======== Information provided ========

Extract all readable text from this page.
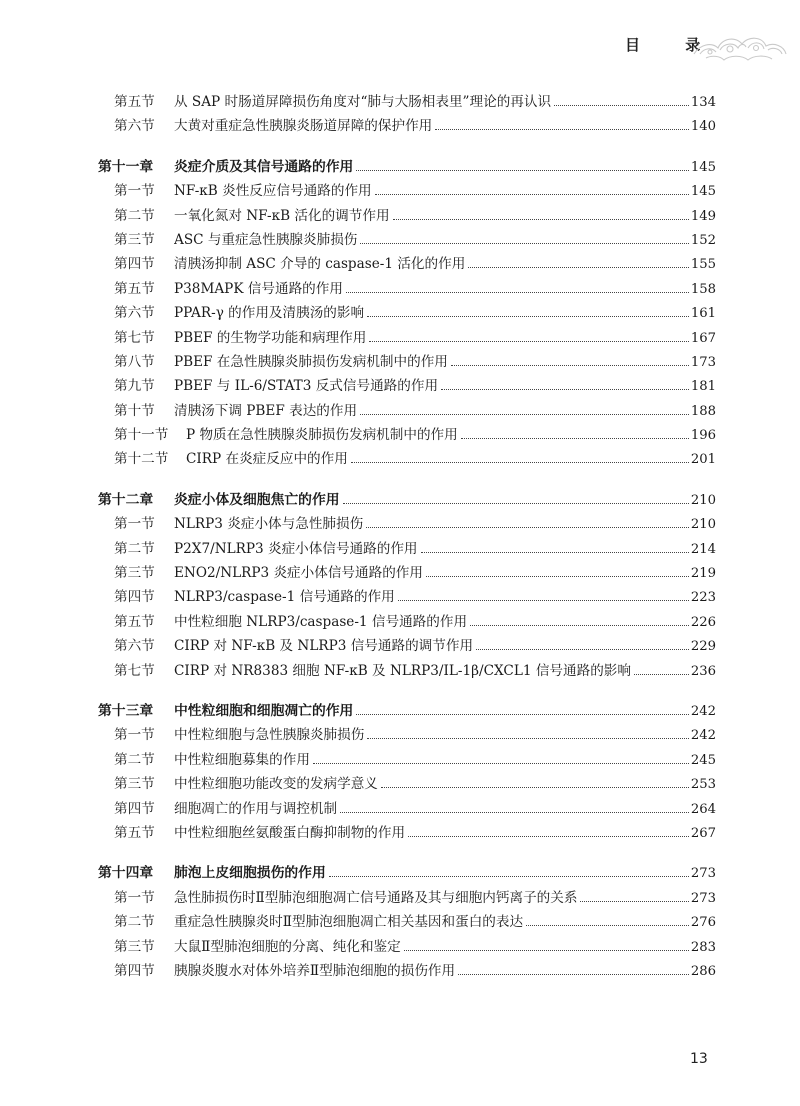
目 录
第五节	从 SAP 时肠道屏障损伤角度对“肺与大肠相表里”理论的再认识	134
第六节	大黄对重症急性胰腺炎肠道屏障的保护作用	140
第十一章	炎症介质及其信号通路的作用	145
第一节	NF-κB 炎性反应信号通路的作用	145
第二节	一氧化氮对 NF-κB 活化的调节作用	149
第三节	ASC 与重症急性胰腺炎肺损伤	152
第四节	清胰汤抑制 ASC 介导的 caspase-1 活化的作用	155
第五节	P38MAPK 信号通路的作用	158
第六节	PPAR-γ 的作用及清胰汤的影响	161
第七节	PBEF 的生物学功能和病理作用	167
第八节	PBEF 在急性胰腺炎肺损伤发病机制中的作用	173
第九节	PBEF 与 IL-6/STAT3 反式信号通路的作用	181
第十节	清胰汤下调 PBEF 表达的作用	188
第十一节	P 物质在急性胰腺炎肺损伤发病机制中的作用	196
第十二节	CIRP 在炎症反应中的作用	201
第十二章	炎症小体及细胞焦亡的作用	210
第一节	NLRP3 炎症小体与急性肺损伤	210
第二节	P2X7/NLRP3 炎症小体信号通路的作用	214
第三节	ENO2/NLRP3 炎症小体信号通路的作用	219
第四节	NLRP3/caspase-1 信号通路的作用	223
第五节	中性粒细胞 NLRP3/caspase-1 信号通路的作用	226
第六节	CIRP 对 NF-κB 及 NLRP3 信号通路的调节作用	229
第七节	CIRP 对 NR8383 细胞 NF-κB 及 NLRP3/IL-1β/CXCL1 信号通路的影响	236
第十三章	中性粒细胞和细胞凋亡的作用	242
第一节	中性粒细胞与急性胰腺炎肺损伤	242
第二节	中性粒细胞募集的作用	245
第三节	中性粒细胞功能改变的发病学意义	253
第四节	细胞凋亡的作用与调控机制	264
第五节	中性粒细胞丝氨酸蛋白酶抑制物的作用	267
第十四章	肺泡上皮细胞损伤的作用	273
第一节	急性肺损伤时Ⅱ型肺泡细胞凋亡信号通路及其与细胞内钙离子的关系	273
第二节	重症急性胰腺炎时Ⅱ型肺泡细胞凋亡相关基因和蛋白的表达	276
第三节	大鼠Ⅱ型肺泡细胞的分离、纯化和鉴定	283
第四节	胰腺炎腹水对体外培养Ⅱ型肺泡细胞的损伤作用	286
13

========

What the exercise asks:
Could you reproduce every record above exactly, leaving out the pictures?

The output:
Extract all readable text from this page.
目 录
第五节	从 SAP 时肠道屏障损伤角度对“肺与大肠相表里”理论的再认识	134
第六节	大黄对重症急性胰腺炎肠道屏障的保护作用	140
第十一章	炎症介质及其信号通路的作用	145
第一节	NF-κB 炎性反应信号通路的作用	145
第二节	一氧化氮对 NF-κB 活化的调节作用	149
第三节	ASC 与重症急性胰腺炎肺损伤	152
第四节	清胰汤抑制 ASC 介导的 caspase-1 活化的作用	155
第五节	P38MAPK 信号通路的作用	158
第六节	PPAR-γ 的作用及清胰汤的影响	161
第七节	PBEF 的生物学功能和病理作用	167
第八节	PBEF 在急性胰腺炎肺损伤发病机制中的作用	173
第九节	PBEF 与 IL-6/STAT3 反式信号通路的作用	181
第十节	清胰汤下调 PBEF 表达的作用	188
第十一节	P 物质在急性胰腺炎肺损伤发病机制中的作用	196
第十二节	CIRP 在炎症反应中的作用	201
第十二章	炎症小体及细胞焦亡的作用	210
第一节	NLRP3 炎症小体与急性肺损伤	210
第二节	P2X7/NLRP3 炎症小体信号通路的作用	214
第三节	ENO2/NLRP3 炎症小体信号通路的作用	219
第四节	NLRP3/caspase-1 信号通路的作用	223
第五节	中性粒细胞 NLRP3/caspase-1 信号通路的作用	226
第六节	CIRP 对 NF-κB 及 NLRP3 信号通路的调节作用	229
第七节	CIRP 对 NR8383 细胞 NF-κB 及 NLRP3/IL-1β/CXCL1 信号通路的影响	236
第十三章	中性粒细胞和细胞凋亡的作用	242
第一节	中性粒细胞与急性胰腺炎肺损伤	242
第二节	中性粒细胞募集的作用	245
第三节	中性粒细胞功能改变的发病学意义	253
第四节	细胞凋亡的作用与调控机制	264
第五节	中性粒细胞丝氨酸蛋白酶抑制物的作用	267
第十四章	肺泡上皮细胞损伤的作用	273
第一节	急性肺损伤时Ⅱ型肺泡细胞凋亡信号通路及其与细胞内钙离子的关系	273
第二节	重症急性胰腺炎时Ⅱ型肺泡细胞凋亡相关基因和蛋白的表达	276
第三节	大鼠Ⅱ型肺泡细胞的分离、纯化和鉴定	283
第四节	胰腺炎腹水对体外培养Ⅱ型肺泡细胞的损伤作用	286
13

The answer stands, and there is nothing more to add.